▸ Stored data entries

---+---

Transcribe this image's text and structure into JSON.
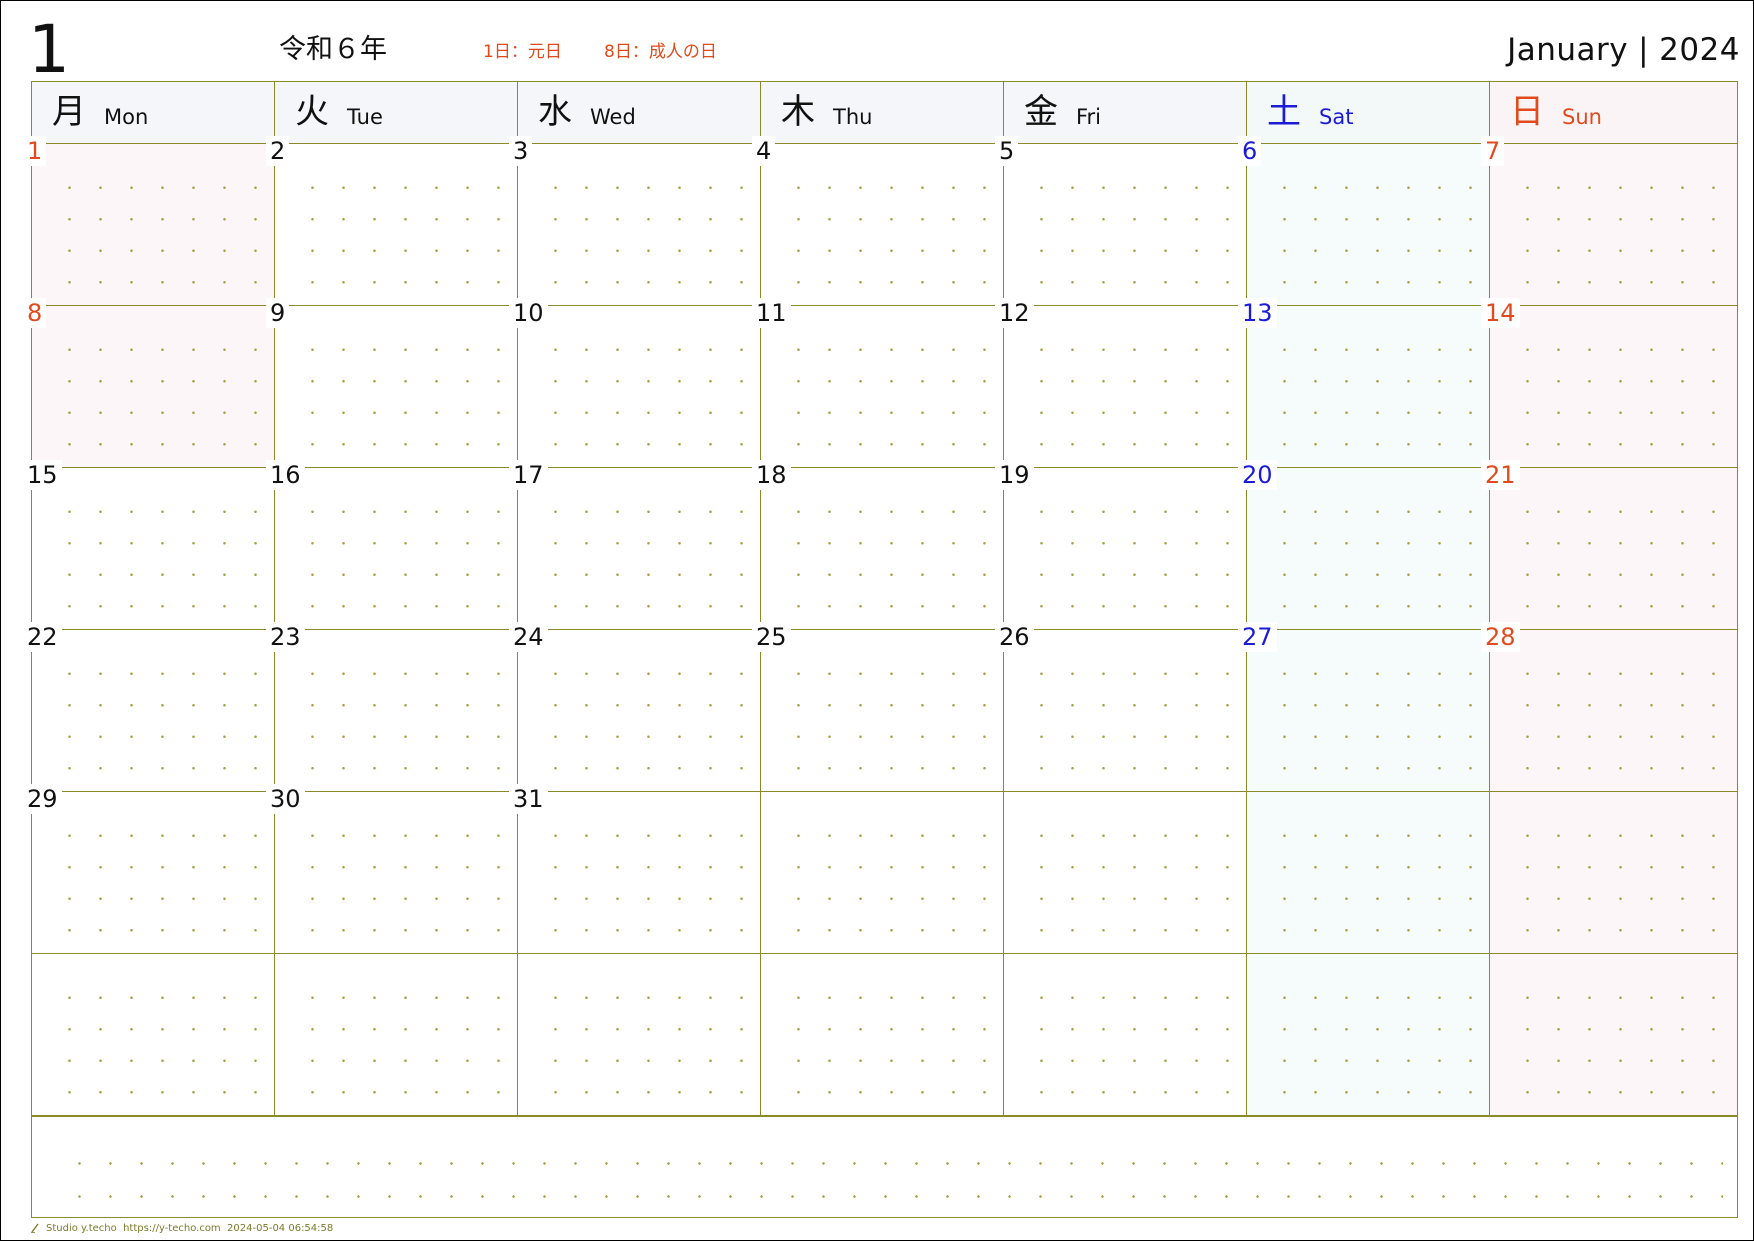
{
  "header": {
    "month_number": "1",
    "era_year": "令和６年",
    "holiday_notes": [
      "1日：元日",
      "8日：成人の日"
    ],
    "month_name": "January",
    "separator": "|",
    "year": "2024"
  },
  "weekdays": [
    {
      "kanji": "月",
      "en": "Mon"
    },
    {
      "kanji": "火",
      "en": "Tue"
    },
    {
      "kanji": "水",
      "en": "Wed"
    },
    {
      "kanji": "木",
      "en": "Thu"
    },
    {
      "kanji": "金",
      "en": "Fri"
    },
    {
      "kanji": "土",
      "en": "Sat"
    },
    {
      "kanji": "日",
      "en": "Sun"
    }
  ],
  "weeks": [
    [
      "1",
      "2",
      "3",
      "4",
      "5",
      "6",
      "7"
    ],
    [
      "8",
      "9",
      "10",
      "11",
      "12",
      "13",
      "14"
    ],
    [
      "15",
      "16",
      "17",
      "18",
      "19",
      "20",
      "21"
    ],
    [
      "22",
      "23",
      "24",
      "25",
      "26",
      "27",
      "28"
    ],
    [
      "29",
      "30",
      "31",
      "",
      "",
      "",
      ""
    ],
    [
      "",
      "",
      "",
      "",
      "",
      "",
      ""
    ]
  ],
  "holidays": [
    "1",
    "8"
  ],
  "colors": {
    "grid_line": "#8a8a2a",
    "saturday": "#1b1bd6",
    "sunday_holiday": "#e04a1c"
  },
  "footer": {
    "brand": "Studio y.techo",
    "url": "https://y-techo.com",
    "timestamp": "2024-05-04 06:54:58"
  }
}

---+---

▸ WORK REQUIRED
Where a line above contains the string "kanji", copy that line.

▸ EXERCISE RESULT
      "kanji": "月",
      "kanji": "火",
      "kanji": "水",
      "kanji": "木",
      "kanji": "金",
      "kanji": "土",
      "kanji": "日",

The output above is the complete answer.